Exact reproduction of the data is required, with images excluded.

[SUPPLIED DATA start]

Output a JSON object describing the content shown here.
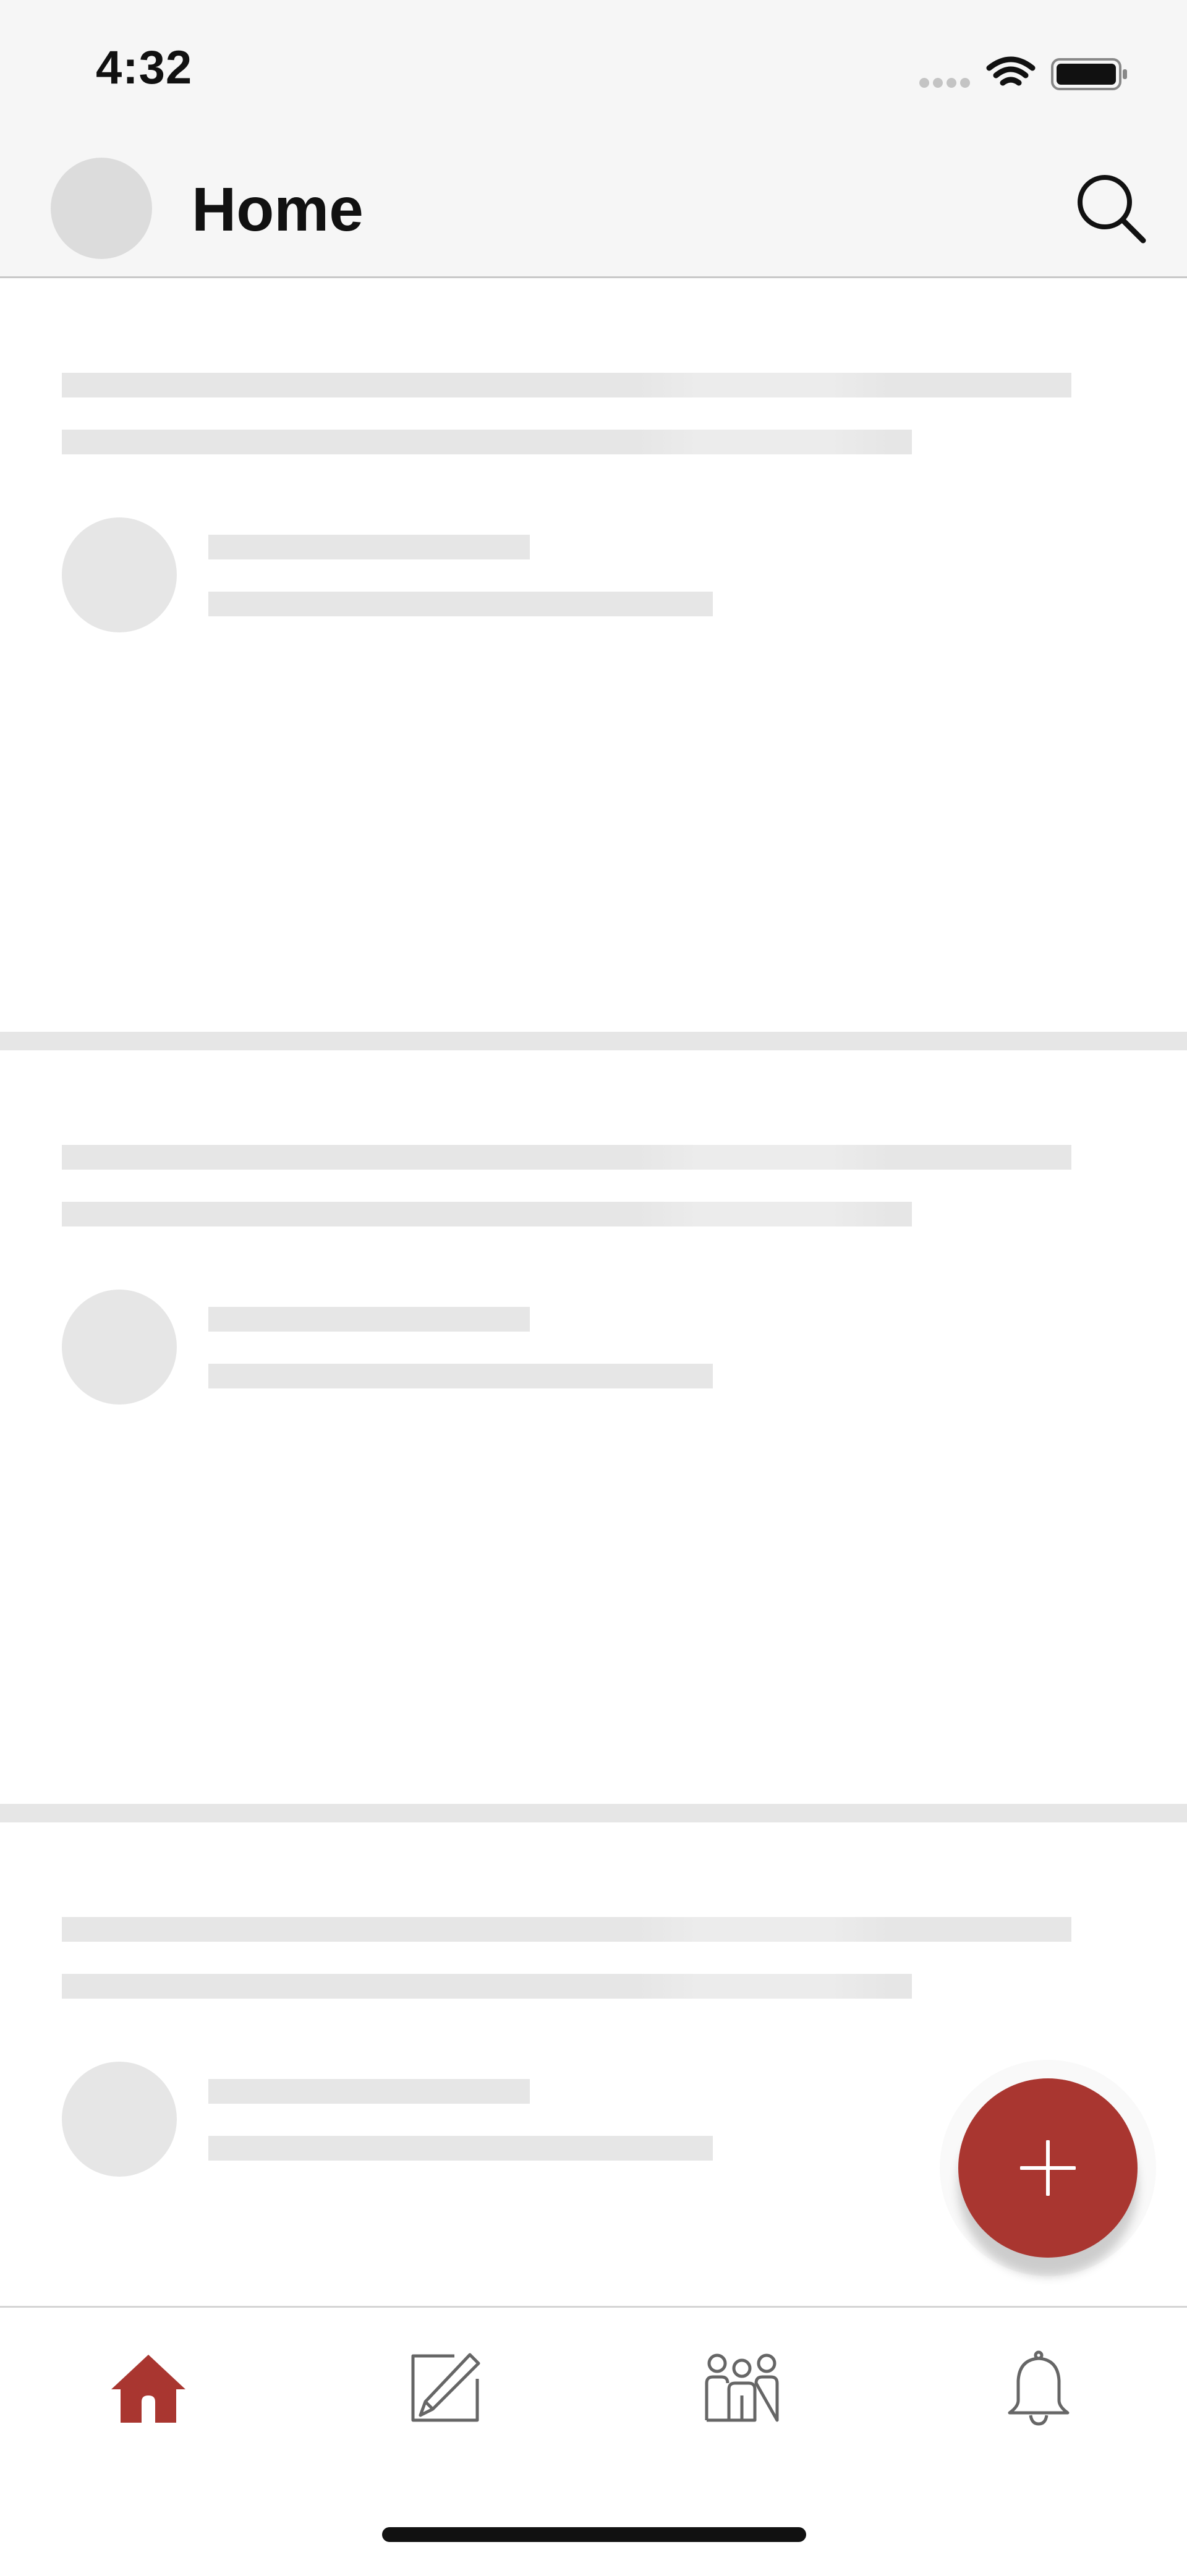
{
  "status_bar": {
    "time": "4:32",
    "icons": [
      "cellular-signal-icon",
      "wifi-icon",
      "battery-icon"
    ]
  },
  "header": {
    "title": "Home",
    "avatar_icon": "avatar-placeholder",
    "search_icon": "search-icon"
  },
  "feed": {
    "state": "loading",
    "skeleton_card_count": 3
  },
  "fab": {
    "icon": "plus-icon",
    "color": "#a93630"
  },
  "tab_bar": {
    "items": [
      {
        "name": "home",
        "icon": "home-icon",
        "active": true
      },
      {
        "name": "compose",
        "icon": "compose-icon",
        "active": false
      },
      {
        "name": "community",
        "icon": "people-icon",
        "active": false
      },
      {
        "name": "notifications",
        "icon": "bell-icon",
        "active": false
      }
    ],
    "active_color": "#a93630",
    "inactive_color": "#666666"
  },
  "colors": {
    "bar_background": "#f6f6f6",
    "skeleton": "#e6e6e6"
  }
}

[SUPPLIED DATA end]

*ANSWER BELOW*
Output a JSON object describing the content shown here.
{
  "status_bar": {
    "time": "4:32",
    "icons": [
      "cellular-signal-icon",
      "wifi-icon",
      "battery-icon"
    ]
  },
  "header": {
    "title": "Home",
    "avatar_icon": "avatar-placeholder",
    "search_icon": "search-icon"
  },
  "feed": {
    "state": "loading",
    "skeleton_card_count": 3
  },
  "fab": {
    "icon": "plus-icon",
    "color": "#a93630"
  },
  "tab_bar": {
    "items": [
      {
        "name": "home",
        "icon": "home-icon",
        "active": true
      },
      {
        "name": "compose",
        "icon": "compose-icon",
        "active": false
      },
      {
        "name": "community",
        "icon": "people-icon",
        "active": false
      },
      {
        "name": "notifications",
        "icon": "bell-icon",
        "active": false
      }
    ],
    "active_color": "#a93630",
    "inactive_color": "#666666"
  },
  "colors": {
    "bar_background": "#f6f6f6",
    "skeleton": "#e6e6e6"
  }
}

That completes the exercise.